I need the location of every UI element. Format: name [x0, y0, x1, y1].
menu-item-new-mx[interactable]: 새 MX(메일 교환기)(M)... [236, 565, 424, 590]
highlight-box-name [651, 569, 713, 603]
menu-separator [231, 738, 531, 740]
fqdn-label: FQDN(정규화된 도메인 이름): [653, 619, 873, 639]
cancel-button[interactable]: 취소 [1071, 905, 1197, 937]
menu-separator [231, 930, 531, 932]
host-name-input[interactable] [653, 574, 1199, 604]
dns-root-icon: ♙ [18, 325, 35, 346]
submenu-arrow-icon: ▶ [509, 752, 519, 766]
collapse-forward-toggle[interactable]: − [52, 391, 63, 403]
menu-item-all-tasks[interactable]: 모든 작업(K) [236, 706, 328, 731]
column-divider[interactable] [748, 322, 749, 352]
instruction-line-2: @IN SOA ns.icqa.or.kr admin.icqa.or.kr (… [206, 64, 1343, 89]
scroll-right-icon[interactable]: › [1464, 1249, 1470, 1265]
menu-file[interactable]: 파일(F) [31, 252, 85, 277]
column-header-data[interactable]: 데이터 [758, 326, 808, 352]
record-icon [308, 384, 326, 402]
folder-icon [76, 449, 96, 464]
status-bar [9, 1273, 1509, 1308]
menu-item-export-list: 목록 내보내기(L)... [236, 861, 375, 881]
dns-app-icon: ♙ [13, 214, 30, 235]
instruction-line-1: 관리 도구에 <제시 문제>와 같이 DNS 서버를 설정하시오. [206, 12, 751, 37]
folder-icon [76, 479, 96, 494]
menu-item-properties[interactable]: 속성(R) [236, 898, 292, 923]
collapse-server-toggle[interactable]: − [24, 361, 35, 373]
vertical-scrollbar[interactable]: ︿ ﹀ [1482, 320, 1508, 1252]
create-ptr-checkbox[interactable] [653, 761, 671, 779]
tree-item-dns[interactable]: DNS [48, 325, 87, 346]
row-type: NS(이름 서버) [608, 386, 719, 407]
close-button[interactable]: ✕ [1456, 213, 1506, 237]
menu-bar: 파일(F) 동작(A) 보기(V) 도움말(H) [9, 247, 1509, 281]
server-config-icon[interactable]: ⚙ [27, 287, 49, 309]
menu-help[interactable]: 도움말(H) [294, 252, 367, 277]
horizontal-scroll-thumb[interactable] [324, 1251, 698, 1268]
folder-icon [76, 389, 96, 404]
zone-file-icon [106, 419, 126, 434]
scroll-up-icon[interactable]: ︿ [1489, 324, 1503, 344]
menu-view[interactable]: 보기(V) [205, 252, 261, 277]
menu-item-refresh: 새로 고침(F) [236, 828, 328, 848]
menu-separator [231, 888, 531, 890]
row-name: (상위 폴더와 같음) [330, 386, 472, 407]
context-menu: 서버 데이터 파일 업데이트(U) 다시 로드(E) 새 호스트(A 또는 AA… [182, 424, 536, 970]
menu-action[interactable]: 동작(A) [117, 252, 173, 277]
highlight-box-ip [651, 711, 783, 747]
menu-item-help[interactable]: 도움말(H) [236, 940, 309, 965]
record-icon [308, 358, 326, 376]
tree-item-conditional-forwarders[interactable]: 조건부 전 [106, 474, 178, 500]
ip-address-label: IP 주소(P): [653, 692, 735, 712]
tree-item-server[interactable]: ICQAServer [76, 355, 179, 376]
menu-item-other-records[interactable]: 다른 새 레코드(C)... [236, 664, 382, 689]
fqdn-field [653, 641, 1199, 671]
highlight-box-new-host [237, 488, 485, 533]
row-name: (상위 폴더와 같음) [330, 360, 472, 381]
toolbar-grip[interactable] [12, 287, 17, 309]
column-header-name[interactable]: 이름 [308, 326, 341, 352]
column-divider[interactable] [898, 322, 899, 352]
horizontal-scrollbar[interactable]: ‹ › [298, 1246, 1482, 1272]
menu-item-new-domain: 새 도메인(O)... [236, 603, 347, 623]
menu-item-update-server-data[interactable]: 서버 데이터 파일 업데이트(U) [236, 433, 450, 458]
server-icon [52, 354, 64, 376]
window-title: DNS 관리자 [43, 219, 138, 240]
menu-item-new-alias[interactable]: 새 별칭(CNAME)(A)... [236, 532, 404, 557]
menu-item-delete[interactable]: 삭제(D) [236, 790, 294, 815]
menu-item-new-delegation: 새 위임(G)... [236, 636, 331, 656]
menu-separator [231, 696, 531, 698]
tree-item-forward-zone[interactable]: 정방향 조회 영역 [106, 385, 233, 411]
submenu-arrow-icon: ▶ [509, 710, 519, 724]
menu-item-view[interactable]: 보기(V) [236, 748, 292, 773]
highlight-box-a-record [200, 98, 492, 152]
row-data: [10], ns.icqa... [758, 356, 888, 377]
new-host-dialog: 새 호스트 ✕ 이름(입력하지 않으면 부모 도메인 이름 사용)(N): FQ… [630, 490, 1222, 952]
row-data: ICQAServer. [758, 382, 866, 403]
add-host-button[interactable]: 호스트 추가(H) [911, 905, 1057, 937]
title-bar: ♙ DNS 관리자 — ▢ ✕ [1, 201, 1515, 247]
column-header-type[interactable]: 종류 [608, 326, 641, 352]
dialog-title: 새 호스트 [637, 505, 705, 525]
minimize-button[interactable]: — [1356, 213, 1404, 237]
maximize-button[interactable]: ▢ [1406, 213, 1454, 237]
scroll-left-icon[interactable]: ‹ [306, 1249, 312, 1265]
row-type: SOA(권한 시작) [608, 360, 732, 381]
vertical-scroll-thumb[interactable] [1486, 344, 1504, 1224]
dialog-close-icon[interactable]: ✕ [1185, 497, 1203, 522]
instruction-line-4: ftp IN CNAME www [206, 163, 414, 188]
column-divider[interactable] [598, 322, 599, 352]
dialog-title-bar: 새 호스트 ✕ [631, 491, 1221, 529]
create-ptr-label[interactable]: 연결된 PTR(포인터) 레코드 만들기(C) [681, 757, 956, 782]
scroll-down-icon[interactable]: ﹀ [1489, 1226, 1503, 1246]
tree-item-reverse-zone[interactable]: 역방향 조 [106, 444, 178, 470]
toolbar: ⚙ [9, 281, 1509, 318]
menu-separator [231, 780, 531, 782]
★ ★ ★
**What you should do**.
Please repeat, word for word, the records from the first line through the line containing "cancel-button[interactable]: 취소 [1071, 905, 1197, 937]", with both of those lines included.

**Full output**.
I need the location of every UI element. Format: name [x0, y0, x1, y1].
menu-item-new-mx[interactable]: 새 MX(메일 교환기)(M)... [236, 565, 424, 590]
highlight-box-name [651, 569, 713, 603]
menu-separator [231, 738, 531, 740]
fqdn-label: FQDN(정규화된 도메인 이름): [653, 619, 873, 639]
cancel-button[interactable]: 취소 [1071, 905, 1197, 937]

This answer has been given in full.